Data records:
** START **

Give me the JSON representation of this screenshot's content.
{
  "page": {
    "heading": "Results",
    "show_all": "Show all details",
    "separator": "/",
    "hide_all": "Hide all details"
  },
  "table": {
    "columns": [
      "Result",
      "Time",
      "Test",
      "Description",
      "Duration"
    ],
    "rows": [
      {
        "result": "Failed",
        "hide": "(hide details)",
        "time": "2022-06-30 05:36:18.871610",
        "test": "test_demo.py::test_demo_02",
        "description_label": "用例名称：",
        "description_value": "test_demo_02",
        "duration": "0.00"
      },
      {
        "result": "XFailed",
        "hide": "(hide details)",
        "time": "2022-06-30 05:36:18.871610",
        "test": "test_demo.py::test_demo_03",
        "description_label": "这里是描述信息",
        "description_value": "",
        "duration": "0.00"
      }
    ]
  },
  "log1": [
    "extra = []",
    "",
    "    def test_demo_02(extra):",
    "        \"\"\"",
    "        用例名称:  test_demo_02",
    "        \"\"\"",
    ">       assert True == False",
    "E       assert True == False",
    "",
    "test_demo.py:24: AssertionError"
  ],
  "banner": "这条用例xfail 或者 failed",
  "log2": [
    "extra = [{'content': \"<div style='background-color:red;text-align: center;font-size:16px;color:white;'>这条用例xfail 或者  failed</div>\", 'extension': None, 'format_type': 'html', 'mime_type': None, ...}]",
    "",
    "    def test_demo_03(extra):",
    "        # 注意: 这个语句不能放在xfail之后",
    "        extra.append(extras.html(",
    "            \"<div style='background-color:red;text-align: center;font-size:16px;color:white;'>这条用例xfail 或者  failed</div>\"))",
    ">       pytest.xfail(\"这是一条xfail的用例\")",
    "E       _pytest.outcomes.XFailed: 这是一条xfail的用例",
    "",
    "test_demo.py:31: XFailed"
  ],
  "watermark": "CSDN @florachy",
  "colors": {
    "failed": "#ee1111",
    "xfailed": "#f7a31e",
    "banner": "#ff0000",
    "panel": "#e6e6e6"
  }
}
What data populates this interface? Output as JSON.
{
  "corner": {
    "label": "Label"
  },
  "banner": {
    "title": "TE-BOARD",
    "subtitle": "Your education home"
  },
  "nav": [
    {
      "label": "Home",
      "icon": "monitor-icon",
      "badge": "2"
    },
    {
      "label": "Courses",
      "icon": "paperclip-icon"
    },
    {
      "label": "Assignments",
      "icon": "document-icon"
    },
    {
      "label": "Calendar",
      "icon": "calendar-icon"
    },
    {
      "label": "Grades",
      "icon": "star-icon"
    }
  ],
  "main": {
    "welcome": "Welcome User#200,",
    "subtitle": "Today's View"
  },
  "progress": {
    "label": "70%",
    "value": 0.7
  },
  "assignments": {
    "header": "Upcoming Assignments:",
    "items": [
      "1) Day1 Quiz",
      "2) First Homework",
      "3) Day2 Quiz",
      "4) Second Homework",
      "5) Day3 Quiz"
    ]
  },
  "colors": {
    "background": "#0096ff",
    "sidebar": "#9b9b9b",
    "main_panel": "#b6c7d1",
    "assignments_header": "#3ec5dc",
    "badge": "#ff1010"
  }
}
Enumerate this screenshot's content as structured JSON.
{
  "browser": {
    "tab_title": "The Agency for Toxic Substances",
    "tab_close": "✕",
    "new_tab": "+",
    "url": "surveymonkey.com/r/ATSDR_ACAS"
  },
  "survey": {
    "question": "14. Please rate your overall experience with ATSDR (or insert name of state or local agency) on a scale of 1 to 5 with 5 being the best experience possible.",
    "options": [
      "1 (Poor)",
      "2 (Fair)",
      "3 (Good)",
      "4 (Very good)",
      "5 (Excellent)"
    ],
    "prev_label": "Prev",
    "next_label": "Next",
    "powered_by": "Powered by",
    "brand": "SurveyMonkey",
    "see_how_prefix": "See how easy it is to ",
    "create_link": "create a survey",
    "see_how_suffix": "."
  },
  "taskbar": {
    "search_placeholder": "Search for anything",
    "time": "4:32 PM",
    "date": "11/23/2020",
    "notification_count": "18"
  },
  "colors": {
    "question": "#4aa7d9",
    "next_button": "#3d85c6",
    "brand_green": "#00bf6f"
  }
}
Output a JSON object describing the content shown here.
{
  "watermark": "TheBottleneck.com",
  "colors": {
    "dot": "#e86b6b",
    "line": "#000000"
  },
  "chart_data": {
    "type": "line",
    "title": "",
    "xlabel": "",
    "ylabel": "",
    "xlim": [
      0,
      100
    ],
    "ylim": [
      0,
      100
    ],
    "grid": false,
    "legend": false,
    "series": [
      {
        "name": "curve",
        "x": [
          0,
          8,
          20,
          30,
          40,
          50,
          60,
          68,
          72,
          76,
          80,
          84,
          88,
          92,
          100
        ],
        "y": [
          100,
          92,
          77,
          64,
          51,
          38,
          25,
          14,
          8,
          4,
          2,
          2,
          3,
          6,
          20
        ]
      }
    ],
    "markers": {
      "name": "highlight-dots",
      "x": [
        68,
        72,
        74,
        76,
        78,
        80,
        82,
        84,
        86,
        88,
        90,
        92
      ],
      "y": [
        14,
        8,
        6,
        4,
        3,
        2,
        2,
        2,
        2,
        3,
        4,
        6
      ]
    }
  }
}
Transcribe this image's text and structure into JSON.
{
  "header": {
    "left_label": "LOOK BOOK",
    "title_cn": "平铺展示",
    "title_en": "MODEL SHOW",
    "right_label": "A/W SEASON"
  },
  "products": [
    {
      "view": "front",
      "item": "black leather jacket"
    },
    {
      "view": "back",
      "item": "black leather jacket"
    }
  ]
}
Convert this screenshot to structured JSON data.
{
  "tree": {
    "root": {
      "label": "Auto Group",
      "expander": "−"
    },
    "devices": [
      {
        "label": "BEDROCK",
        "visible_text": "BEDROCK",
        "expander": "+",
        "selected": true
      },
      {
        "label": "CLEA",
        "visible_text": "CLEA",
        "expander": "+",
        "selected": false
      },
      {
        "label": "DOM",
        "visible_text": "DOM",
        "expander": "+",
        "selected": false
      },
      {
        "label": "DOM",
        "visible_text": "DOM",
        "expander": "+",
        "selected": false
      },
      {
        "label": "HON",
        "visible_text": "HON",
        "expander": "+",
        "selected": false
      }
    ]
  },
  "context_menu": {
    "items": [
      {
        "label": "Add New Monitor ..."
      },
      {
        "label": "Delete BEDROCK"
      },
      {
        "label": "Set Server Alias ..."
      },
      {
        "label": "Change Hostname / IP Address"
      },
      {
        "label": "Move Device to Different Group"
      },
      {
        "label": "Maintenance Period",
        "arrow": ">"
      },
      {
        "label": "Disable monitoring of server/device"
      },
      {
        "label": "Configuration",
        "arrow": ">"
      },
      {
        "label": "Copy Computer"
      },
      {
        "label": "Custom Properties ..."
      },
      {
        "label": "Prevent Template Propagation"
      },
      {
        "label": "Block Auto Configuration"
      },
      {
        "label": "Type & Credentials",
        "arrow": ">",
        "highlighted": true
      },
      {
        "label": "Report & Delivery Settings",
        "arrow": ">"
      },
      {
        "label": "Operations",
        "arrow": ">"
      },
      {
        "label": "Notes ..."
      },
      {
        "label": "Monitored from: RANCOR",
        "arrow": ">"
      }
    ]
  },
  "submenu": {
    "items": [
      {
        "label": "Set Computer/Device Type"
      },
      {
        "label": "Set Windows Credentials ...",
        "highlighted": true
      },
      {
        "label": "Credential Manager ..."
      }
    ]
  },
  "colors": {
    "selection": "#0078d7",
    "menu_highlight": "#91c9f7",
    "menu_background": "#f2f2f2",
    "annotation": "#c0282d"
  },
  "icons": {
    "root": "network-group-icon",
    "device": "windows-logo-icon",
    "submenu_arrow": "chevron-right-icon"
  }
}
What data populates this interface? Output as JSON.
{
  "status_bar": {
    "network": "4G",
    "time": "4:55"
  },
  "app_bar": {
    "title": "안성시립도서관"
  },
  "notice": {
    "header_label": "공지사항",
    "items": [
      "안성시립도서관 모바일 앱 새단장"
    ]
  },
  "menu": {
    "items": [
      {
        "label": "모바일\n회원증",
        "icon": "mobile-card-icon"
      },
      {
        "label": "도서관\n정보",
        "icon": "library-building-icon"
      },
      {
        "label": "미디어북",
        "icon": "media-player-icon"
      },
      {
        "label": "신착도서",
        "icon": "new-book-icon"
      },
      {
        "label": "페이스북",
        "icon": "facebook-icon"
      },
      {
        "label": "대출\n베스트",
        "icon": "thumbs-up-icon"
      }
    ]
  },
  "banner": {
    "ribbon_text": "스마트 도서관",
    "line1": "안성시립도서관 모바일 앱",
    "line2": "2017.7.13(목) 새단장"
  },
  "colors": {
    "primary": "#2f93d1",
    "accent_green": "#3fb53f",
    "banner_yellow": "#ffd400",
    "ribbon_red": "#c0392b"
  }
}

** END **

Given instruction |
Tell how many lines contain the word "subtitle", using only the number.

Response to the task |
2